-- PROBLEM REQUIREMENTS --
Quote the whole listing verbatim.

------

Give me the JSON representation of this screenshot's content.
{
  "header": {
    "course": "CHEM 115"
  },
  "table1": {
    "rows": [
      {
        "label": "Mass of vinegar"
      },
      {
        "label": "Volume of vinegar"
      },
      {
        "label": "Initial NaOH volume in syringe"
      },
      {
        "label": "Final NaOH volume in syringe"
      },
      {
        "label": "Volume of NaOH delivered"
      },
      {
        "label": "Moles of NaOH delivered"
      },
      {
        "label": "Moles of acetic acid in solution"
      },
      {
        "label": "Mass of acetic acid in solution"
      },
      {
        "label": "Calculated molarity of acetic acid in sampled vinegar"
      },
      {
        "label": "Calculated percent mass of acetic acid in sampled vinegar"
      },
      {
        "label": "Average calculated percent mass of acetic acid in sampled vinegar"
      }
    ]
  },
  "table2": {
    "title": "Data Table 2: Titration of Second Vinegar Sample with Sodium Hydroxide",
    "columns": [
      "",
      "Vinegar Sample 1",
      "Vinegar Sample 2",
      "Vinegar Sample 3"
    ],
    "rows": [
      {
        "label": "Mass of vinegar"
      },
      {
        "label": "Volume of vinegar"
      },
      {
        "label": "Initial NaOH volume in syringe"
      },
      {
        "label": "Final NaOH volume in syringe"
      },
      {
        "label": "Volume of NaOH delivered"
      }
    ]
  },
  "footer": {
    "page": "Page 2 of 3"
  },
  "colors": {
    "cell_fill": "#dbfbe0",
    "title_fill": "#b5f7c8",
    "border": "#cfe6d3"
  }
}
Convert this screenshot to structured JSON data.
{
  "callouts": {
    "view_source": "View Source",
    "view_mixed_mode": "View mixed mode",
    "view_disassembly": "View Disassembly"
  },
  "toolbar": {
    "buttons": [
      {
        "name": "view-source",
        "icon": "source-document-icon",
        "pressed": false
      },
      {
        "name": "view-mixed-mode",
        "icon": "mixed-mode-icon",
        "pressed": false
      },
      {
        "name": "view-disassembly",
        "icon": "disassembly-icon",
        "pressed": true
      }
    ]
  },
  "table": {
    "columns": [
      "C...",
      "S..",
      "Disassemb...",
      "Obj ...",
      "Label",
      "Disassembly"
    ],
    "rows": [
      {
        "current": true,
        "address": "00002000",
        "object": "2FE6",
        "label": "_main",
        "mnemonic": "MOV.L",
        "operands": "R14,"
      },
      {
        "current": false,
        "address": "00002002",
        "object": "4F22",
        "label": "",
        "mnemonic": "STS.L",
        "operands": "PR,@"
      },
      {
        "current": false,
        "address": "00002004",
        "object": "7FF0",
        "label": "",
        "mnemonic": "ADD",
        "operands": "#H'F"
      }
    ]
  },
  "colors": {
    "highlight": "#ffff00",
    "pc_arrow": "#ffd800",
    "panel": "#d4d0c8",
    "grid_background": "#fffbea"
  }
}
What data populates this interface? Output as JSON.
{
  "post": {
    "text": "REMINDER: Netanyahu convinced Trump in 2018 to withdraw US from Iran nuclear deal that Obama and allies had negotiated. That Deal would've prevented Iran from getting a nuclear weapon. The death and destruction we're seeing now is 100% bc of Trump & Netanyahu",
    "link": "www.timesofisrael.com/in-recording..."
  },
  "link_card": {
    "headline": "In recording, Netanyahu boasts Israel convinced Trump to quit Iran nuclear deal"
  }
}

------

-- WORKED ANSWER --
Give me the JSON representation of this screenshot's content.
{
  "header": {
    "course": "CHEM 115"
  },
  "table1": {
    "rows": [
      {
        "label": "Mass of vinegar"
      },
      {
        "label": "Volume of vinegar"
      },
      {
        "label": "Initial NaOH volume in syringe"
      },
      {
        "label": "Final NaOH volume in syringe"
      },
      {
        "label": "Volume of NaOH delivered"
      },
      {
        "label": "Moles of NaOH delivered"
      },
      {
        "label": "Moles of acetic acid in solution"
      },
      {
        "label": "Mass of acetic acid in solution"
      },
      {
        "label": "Calculated molarity of acetic acid in sampled vinegar"
      },
      {
        "label": "Calculated percent mass of acetic acid in sampled vinegar"
      },
      {
        "label": "Average calculated percent mass of acetic acid in sampled vinegar"
      }
    ]
  },
  "table2": {
    "title": "Data Table 2: Titration of Second Vinegar Sample with Sodium Hydroxide",
    "columns": [
      "",
      "Vinegar Sample 1",
      "Vinegar Sample 2",
      "Vinegar Sample 3"
    ],
    "rows": [
      {
        "label": "Mass of vinegar"
      },
      {
        "label": "Volume of vinegar"
      },
      {
        "label": "Initial NaOH volume in syringe"
      },
      {
        "label": "Final NaOH volume in syringe"
      },
      {
        "label": "Volume of NaOH delivered"
      }
    ]
  },
  "footer": {
    "page": "Page 2 of 3"
  },
  "colors": {
    "cell_fill": "#dbfbe0",
    "title_fill": "#b5f7c8",
    "border": "#cfe6d3"
  }
}
Convert this screenshot to structured JSON data.
{
  "callouts": {
    "view_source": "View Source",
    "view_mixed_mode": "View mixed mode",
    "view_disassembly": "View Disassembly"
  },
  "toolbar": {
    "buttons": [
      {
        "name": "view-source",
        "icon": "source-document-icon",
        "pressed": false
      },
      {
        "name": "view-mixed-mode",
        "icon": "mixed-mode-icon",
        "pressed": false
      },
      {
        "name": "view-disassembly",
        "icon": "disassembly-icon",
        "pressed": true
      }
    ]
  },
  "table": {
    "columns": [
      "C...",
      "S..",
      "Disassemb...",
      "Obj ...",
      "Label",
      "Disassembly"
    ],
    "rows": [
      {
        "current": true,
        "address": "00002000",
        "object": "2FE6",
        "label": "_main",
        "mnemonic": "MOV.L",
        "operands": "R14,"
      },
      {
        "current": false,
        "address": "00002002",
        "object": "4F22",
        "label": "",
        "mnemonic": "STS.L",
        "operands": "PR,@"
      },
      {
        "current": false,
        "address": "00002004",
        "object": "7FF0",
        "label": "",
        "mnemonic": "ADD",
        "operands": "#H'F"
      }
    ]
  },
  "colors": {
    "highlight": "#ffff00",
    "pc_arrow": "#ffd800",
    "panel": "#d4d0c8",
    "grid_background": "#fffbea"
  }
}
What data populates this interface? Output as JSON.
{
  "post": {
    "text": "REMINDER: Netanyahu convinced Trump in 2018 to withdraw US from Iran nuclear deal that Obama and allies had negotiated. That Deal would've prevented Iran from getting a nuclear weapon. The death and destruction we're seeing now is 100% bc of Trump & Netanyahu",
    "link": "www.timesofisrael.com/in-recording..."
  },
  "link_card": {
    "headline": "In recording, Netanyahu boasts Israel convinced Trump to quit Iran nuclear deal"
  }
}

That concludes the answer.